Stored data:
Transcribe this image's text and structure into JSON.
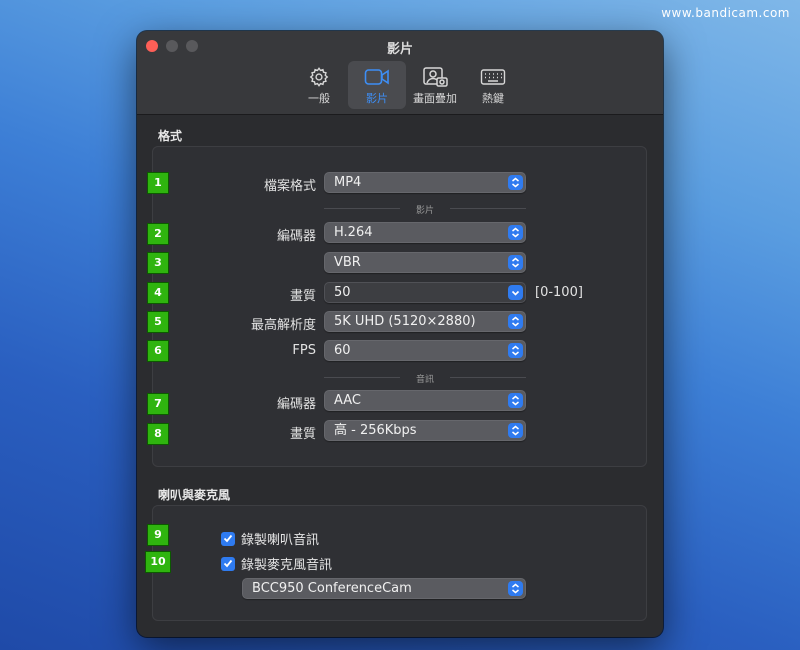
{
  "watermark": "www.bandicam.com",
  "window": {
    "title": "影片"
  },
  "toolbar": {
    "items": [
      {
        "label": "一般",
        "icon": "gear-icon",
        "active": false
      },
      {
        "label": "影片",
        "icon": "video-camera-icon",
        "active": true
      },
      {
        "label": "畫面疊加",
        "icon": "picture-overlay-icon",
        "active": false
      },
      {
        "label": "熱鍵",
        "icon": "keyboard-icon",
        "active": false
      }
    ]
  },
  "format_section": {
    "title": "格式",
    "file_format": {
      "label": "檔案格式",
      "value": "MP4"
    },
    "video_separator": "影片",
    "video_codec": {
      "label": "編碼器",
      "value": "H.264"
    },
    "bitrate_mode": {
      "label": "",
      "value": "VBR"
    },
    "video_quality": {
      "label": "畫質",
      "value": "50",
      "range": "[0-100]"
    },
    "max_resolution": {
      "label": "最高解析度",
      "value": "5K UHD (5120×2880)"
    },
    "fps": {
      "label": "FPS",
      "value": "60"
    },
    "audio_separator": "音訊",
    "audio_codec": {
      "label": "編碼器",
      "value": "AAC"
    },
    "audio_quality": {
      "label": "畫質",
      "value": "高 - 256Kbps"
    }
  },
  "audio_section": {
    "title": "喇叭與麥克風",
    "record_speaker": {
      "label": "錄製喇叭音訊",
      "checked": true
    },
    "record_mic": {
      "label": "錄製麥克風音訊",
      "checked": true
    },
    "mic_device": "BCC950 ConferenceCam"
  },
  "badges": [
    "1",
    "2",
    "3",
    "4",
    "5",
    "6",
    "7",
    "8",
    "9",
    "10"
  ],
  "colors": {
    "accent": "#2f7bf0",
    "active_label": "#3d8ef5",
    "badge_green": "#2fb40f",
    "close_red": "#fe5f57"
  }
}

- [PROBLEM REQUIREMENTS] Count every line bearing the word "value"; report the total only.

- [SOLUTION] 8